-- Set problem --
Quote the whole listing word for word, please.

## begin Dataset excerpts

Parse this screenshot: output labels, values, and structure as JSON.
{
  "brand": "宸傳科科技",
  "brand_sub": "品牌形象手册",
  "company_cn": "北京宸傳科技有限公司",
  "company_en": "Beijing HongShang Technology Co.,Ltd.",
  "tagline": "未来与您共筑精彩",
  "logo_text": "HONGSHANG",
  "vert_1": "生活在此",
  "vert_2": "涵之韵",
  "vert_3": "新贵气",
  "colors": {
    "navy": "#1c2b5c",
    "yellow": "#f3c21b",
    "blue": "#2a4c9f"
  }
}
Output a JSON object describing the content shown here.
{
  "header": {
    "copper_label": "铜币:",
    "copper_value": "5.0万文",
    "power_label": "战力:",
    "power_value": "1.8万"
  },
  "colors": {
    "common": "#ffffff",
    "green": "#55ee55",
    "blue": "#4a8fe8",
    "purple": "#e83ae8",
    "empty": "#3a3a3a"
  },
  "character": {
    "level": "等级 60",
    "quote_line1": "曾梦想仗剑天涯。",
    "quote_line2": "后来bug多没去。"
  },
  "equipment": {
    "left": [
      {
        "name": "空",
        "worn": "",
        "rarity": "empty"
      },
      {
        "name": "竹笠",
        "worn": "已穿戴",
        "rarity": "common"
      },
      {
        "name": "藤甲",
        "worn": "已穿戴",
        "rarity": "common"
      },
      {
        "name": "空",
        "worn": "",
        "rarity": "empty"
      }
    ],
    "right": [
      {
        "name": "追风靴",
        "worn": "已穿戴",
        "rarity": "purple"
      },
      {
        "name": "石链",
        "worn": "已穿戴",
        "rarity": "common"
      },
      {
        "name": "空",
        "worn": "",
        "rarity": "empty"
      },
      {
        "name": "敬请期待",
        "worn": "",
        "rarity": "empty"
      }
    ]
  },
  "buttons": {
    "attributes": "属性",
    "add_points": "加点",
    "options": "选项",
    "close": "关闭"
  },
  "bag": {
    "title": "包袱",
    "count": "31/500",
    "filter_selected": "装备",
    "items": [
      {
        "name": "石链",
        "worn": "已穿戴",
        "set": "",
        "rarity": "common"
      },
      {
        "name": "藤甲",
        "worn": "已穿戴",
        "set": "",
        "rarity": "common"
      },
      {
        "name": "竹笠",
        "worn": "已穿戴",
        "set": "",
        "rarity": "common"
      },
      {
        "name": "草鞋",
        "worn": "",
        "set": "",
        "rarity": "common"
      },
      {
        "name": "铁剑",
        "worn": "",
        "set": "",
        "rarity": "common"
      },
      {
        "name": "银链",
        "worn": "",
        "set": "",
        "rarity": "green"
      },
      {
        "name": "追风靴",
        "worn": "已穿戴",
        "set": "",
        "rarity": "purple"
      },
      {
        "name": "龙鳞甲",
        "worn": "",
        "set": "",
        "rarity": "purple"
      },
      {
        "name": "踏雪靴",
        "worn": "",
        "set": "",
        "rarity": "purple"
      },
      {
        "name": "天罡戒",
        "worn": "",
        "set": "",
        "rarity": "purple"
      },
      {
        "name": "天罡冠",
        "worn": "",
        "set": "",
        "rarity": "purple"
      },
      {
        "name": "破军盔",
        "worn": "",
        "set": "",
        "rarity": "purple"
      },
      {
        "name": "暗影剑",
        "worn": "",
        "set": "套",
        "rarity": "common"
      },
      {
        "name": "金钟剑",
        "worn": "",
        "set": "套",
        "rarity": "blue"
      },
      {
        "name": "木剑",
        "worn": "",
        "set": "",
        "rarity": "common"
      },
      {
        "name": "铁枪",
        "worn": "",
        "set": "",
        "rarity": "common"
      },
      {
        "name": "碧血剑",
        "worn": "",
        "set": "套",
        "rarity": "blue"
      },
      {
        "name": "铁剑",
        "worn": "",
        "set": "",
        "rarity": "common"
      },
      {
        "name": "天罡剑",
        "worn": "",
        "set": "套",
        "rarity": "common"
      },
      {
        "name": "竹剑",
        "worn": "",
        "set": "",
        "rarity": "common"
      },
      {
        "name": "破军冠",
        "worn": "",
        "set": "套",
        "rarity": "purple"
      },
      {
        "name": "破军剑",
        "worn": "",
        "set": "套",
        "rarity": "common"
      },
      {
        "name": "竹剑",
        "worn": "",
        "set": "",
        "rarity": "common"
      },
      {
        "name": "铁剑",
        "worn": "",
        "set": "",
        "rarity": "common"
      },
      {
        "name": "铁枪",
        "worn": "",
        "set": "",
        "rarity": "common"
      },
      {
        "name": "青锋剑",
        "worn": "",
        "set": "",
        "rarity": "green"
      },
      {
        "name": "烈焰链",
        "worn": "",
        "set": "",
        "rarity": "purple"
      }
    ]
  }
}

## end Dataset excerpts

-- Answer to the problem --
Parse this screenshot: output labels, values, and structure as JSON.
{
  "brand": "宸傳科科技",
  "brand_sub": "品牌形象手册",
  "company_cn": "北京宸傳科技有限公司",
  "company_en": "Beijing HongShang Technology Co.,Ltd.",
  "tagline": "未来与您共筑精彩",
  "logo_text": "HONGSHANG",
  "vert_1": "生活在此",
  "vert_2": "涵之韵",
  "vert_3": "新贵气",
  "colors": {
    "navy": "#1c2b5c",
    "yellow": "#f3c21b",
    "blue": "#2a4c9f"
  }
}
Output a JSON object describing the content shown here.
{
  "header": {
    "copper_label": "铜币:",
    "copper_value": "5.0万文",
    "power_label": "战力:",
    "power_value": "1.8万"
  },
  "colors": {
    "common": "#ffffff",
    "green": "#55ee55",
    "blue": "#4a8fe8",
    "purple": "#e83ae8",
    "empty": "#3a3a3a"
  },
  "character": {
    "level": "等级 60",
    "quote_line1": "曾梦想仗剑天涯。",
    "quote_line2": "后来bug多没去。"
  },
  "equipment": {
    "left": [
      {
        "name": "空",
        "worn": "",
        "rarity": "empty"
      },
      {
        "name": "竹笠",
        "worn": "已穿戴",
        "rarity": "common"
      },
      {
        "name": "藤甲",
        "worn": "已穿戴",
        "rarity": "common"
      },
      {
        "name": "空",
        "worn": "",
        "rarity": "empty"
      }
    ],
    "right": [
      {
        "name": "追风靴",
        "worn": "已穿戴",
        "rarity": "purple"
      },
      {
        "name": "石链",
        "worn": "已穿戴",
        "rarity": "common"
      },
      {
        "name": "空",
        "worn": "",
        "rarity": "empty"
      },
      {
        "name": "敬请期待",
        "worn": "",
        "rarity": "empty"
      }
    ]
  },
  "buttons": {
    "attributes": "属性",
    "add_points": "加点",
    "options": "选项",
    "close": "关闭"
  },
  "bag": {
    "title": "包袱",
    "count": "31/500",
    "filter_selected": "装备",
    "items": [
      {
        "name": "石链",
        "worn": "已穿戴",
        "set": "",
        "rarity": "common"
      },
      {
        "name": "藤甲",
        "worn": "已穿戴",
        "set": "",
        "rarity": "common"
      },
      {
        "name": "竹笠",
        "worn": "已穿戴",
        "set": "",
        "rarity": "common"
      },
      {
        "name": "草鞋",
        "worn": "",
        "set": "",
        "rarity": "common"
      },
      {
        "name": "铁剑",
        "worn": "",
        "set": "",
        "rarity": "common"
      },
      {
        "name": "银链",
        "worn": "",
        "set": "",
        "rarity": "green"
      },
      {
        "name": "追风靴",
        "worn": "已穿戴",
        "set": "",
        "rarity": "purple"
      },
      {
        "name": "龙鳞甲",
        "worn": "",
        "set": "",
        "rarity": "purple"
      },
      {
        "name": "踏雪靴",
        "worn": "",
        "set": "",
        "rarity": "purple"
      },
      {
        "name": "天罡戒",
        "worn": "",
        "set": "",
        "rarity": "purple"
      },
      {
        "name": "天罡冠",
        "worn": "",
        "set": "",
        "rarity": "purple"
      },
      {
        "name": "破军盔",
        "worn": "",
        "set": "",
        "rarity": "purple"
      },
      {
        "name": "暗影剑",
        "worn": "",
        "set": "套",
        "rarity": "common"
      },
      {
        "name": "金钟剑",
        "worn": "",
        "set": "套",
        "rarity": "blue"
      },
      {
        "name": "木剑",
        "worn": "",
        "set": "",
        "rarity": "common"
      },
      {
        "name": "铁枪",
        "worn": "",
        "set": "",
        "rarity": "common"
      },
      {
        "name": "碧血剑",
        "worn": "",
        "set": "套",
        "rarity": "blue"
      },
      {
        "name": "铁剑",
        "worn": "",
        "set": "",
        "rarity": "common"
      },
      {
        "name": "天罡剑",
        "worn": "",
        "set": "套",
        "rarity": "common"
      },
      {
        "name": "竹剑",
        "worn": "",
        "set": "",
        "rarity": "common"
      },
      {
        "name": "破军冠",
        "worn": "",
        "set": "套",
        "rarity": "purple"
      },
      {
        "name": "破军剑",
        "worn": "",
        "set": "套",
        "rarity": "common"
      },
      {
        "name": "竹剑",
        "worn": "",
        "set": "",
        "rarity": "common"
      },
      {
        "name": "铁剑",
        "worn": "",
        "set": "",
        "rarity": "common"
      },
      {
        "name": "铁枪",
        "worn": "",
        "set": "",
        "rarity": "common"
      },
      {
        "name": "青锋剑",
        "worn": "",
        "set": "",
        "rarity": "green"
      },
      {
        "name": "烈焰链",
        "worn": "",
        "set": "",
        "rarity": "purple"
      }
    ]
  }
}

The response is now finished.